• _Short exercise_:
Scan the listing below and copy every line holding "바로출금".

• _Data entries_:
>>>

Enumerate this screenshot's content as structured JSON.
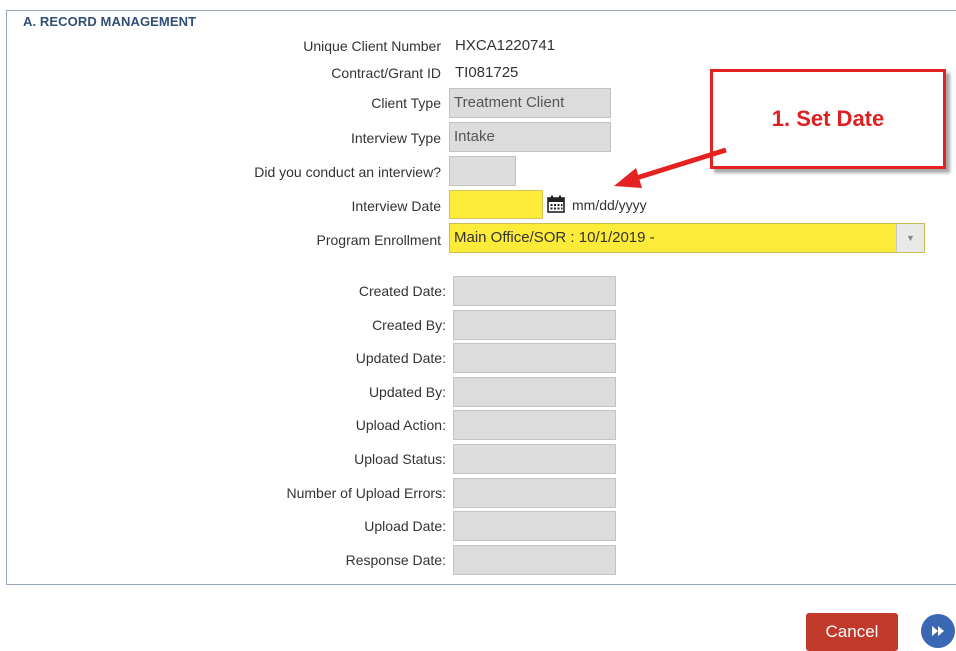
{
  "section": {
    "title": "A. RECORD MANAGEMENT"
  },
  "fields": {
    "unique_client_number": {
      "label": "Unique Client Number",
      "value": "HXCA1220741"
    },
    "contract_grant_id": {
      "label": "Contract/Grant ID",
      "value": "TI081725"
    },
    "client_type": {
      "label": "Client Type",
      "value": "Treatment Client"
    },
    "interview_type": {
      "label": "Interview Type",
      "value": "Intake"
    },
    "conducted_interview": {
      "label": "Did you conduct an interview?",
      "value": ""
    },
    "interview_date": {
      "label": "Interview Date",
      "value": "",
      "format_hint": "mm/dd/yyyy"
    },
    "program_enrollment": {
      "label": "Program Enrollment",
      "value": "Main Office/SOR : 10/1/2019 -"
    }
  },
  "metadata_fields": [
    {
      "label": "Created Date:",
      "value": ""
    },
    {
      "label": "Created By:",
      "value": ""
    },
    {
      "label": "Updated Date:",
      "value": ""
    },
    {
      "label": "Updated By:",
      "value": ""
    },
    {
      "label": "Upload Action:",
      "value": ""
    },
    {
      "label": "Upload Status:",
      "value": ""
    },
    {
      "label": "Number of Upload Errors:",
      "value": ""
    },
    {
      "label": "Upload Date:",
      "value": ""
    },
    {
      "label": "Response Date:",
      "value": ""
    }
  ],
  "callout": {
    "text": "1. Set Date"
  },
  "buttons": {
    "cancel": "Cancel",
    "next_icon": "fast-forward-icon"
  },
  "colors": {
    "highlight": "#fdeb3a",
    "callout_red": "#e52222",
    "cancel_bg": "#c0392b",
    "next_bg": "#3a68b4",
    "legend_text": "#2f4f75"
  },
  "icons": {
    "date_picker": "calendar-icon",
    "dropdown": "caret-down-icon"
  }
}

<<<
>>>

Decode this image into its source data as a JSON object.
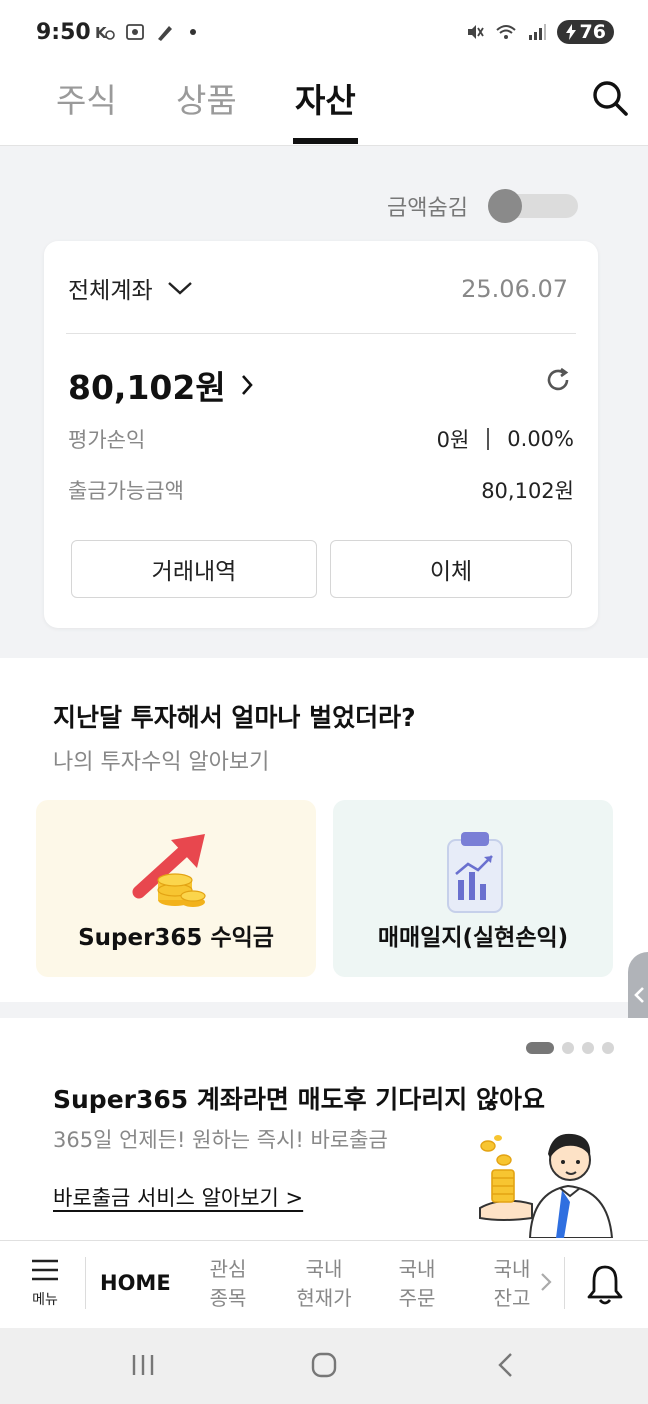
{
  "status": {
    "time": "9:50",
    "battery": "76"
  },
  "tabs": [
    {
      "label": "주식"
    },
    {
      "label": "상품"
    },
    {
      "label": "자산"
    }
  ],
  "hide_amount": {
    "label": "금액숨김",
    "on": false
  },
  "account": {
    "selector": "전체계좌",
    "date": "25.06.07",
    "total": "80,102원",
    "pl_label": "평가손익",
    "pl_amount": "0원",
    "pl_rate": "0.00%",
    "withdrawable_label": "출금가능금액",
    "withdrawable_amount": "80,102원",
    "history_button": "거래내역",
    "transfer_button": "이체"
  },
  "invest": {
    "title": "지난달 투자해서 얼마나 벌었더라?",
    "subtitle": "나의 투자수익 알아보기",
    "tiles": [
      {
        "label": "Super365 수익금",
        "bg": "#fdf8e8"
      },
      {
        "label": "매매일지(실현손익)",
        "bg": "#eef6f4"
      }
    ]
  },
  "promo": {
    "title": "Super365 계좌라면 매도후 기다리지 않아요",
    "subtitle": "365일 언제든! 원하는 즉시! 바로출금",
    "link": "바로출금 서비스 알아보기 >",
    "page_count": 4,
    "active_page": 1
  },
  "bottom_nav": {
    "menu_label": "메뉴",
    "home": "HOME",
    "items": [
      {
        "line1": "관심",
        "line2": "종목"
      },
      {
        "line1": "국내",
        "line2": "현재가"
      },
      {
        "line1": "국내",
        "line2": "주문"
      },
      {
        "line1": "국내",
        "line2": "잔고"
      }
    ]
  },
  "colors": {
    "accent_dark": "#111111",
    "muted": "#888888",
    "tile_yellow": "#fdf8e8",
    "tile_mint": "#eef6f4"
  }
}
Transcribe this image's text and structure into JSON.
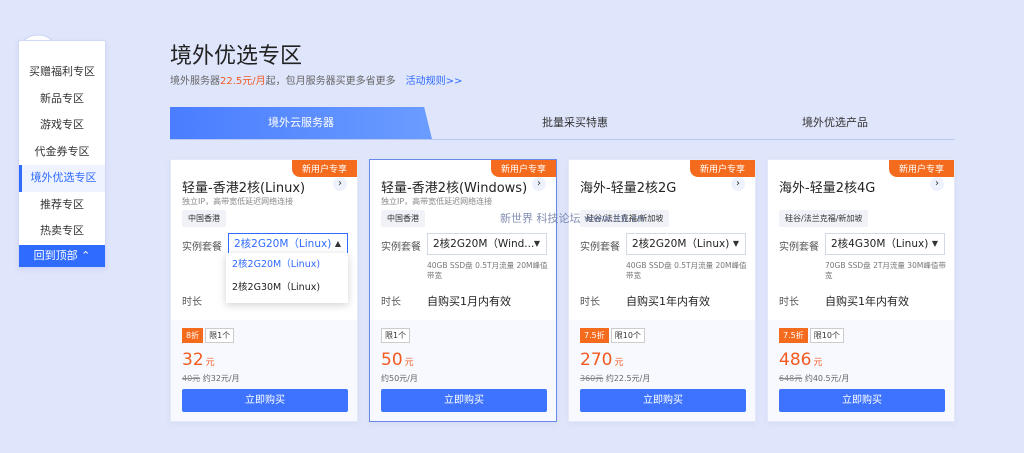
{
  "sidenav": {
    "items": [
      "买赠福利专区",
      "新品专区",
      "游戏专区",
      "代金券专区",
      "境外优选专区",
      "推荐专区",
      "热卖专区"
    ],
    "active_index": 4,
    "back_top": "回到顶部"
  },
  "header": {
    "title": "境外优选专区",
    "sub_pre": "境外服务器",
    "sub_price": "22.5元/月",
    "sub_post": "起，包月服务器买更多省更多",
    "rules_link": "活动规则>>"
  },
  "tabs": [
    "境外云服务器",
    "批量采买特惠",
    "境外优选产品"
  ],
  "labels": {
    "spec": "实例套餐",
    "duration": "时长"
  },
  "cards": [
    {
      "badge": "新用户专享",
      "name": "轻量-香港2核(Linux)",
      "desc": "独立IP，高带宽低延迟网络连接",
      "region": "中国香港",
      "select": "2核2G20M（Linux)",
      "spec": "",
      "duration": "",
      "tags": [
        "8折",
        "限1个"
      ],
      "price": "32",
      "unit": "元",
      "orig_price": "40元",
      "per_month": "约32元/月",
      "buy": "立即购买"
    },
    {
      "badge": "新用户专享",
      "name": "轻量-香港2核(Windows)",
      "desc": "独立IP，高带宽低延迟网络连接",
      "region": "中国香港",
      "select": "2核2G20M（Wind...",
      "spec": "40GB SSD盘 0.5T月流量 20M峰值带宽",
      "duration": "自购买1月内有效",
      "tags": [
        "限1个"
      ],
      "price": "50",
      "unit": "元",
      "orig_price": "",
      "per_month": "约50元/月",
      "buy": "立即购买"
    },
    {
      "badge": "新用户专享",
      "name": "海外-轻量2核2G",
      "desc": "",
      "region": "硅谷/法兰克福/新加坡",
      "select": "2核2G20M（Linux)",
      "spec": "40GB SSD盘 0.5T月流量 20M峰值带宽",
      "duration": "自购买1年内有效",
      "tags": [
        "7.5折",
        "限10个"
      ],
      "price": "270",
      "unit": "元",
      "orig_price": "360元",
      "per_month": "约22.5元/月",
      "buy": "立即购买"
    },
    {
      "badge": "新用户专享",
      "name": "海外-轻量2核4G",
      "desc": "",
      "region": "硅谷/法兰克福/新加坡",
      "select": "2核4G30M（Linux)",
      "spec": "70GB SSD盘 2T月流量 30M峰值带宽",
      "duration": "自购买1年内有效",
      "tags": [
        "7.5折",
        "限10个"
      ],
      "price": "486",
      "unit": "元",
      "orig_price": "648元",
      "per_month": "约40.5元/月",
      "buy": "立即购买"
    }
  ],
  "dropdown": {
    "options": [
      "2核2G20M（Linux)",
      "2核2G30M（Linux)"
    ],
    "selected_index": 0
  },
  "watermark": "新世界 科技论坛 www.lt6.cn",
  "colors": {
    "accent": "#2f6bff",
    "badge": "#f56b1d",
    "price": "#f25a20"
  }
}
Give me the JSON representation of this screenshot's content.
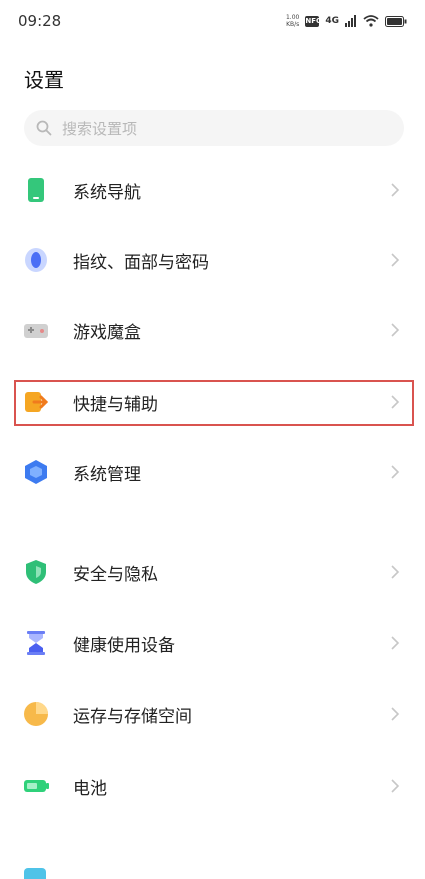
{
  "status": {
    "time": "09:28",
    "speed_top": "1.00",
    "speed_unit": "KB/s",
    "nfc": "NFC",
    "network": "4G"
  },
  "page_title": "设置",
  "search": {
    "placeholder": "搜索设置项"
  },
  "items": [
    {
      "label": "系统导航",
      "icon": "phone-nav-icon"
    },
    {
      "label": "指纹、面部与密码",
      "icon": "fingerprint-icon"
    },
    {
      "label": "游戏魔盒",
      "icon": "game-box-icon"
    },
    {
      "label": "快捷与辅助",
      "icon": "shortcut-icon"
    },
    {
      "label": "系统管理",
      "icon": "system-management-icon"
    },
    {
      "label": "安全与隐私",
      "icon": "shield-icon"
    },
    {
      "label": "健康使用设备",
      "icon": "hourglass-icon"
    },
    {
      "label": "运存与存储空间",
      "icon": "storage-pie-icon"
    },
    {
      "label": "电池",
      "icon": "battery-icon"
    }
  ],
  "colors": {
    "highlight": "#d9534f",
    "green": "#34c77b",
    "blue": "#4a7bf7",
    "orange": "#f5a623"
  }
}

<<<
>>>

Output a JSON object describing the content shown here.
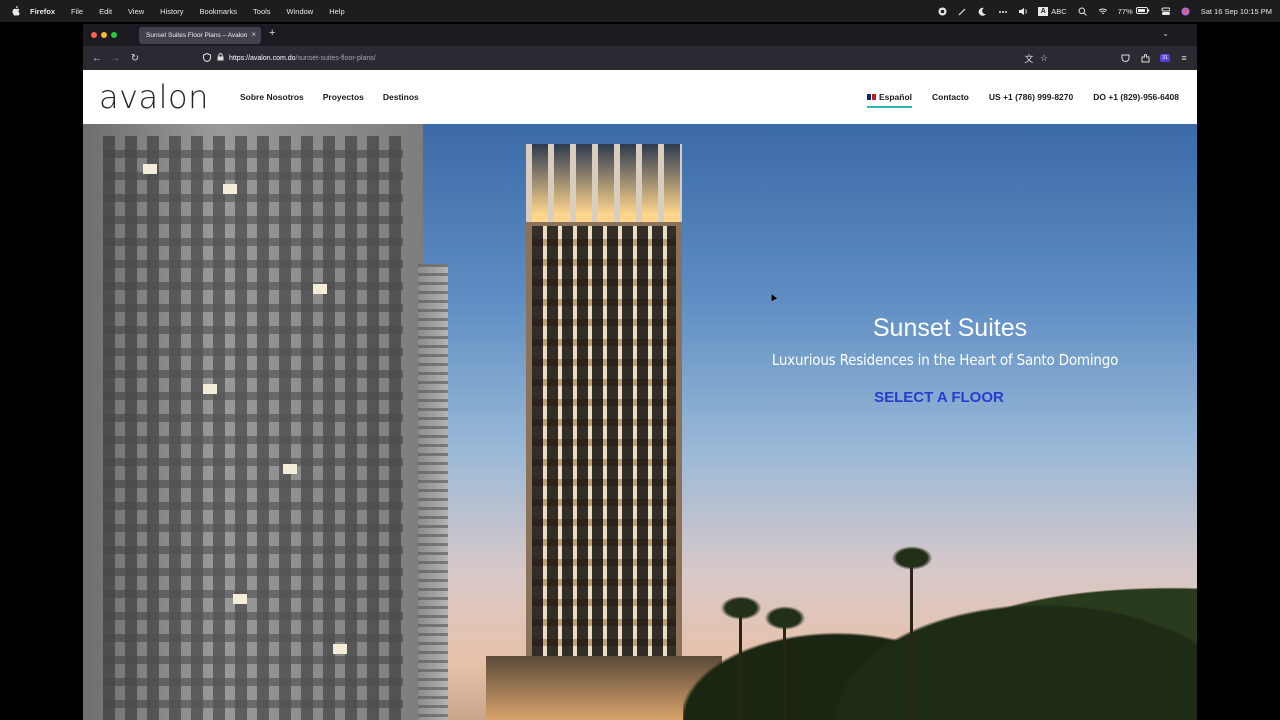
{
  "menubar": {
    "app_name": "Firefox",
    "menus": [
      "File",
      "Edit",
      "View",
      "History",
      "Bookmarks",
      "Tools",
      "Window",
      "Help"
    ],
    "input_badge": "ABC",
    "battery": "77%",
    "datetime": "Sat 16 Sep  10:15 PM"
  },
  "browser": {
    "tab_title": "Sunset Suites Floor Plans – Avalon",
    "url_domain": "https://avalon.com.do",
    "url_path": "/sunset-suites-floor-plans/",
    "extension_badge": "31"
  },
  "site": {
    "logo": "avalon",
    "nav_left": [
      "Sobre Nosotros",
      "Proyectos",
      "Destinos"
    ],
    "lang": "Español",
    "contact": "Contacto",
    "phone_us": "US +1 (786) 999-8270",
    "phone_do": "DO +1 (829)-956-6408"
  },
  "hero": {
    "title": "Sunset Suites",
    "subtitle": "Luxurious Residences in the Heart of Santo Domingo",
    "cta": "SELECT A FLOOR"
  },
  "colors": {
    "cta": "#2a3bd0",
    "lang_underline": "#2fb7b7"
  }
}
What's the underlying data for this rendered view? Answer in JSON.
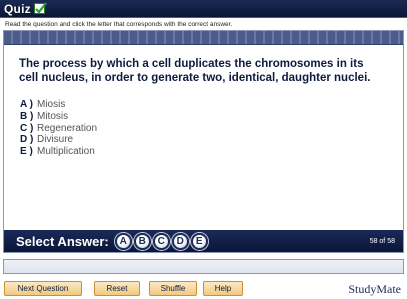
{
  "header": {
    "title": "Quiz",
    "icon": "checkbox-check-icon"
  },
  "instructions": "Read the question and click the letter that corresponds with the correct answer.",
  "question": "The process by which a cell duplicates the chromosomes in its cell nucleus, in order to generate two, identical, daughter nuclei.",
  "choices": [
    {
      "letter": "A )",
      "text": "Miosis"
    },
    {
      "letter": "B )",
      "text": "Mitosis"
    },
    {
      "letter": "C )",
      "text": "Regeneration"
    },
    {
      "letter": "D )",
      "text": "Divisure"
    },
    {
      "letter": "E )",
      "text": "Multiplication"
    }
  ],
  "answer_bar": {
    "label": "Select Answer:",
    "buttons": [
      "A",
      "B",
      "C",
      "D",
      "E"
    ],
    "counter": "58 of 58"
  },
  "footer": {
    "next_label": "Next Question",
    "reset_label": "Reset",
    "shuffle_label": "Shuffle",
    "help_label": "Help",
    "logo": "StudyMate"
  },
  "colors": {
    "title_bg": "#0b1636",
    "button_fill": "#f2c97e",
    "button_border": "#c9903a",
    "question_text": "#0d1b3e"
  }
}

<<<

• _Result of the task_:
    "subtitle": "365일 언제든! 원하는 즉시! 바로출금",
    "link": "바로출금 서비스 알아보기 >",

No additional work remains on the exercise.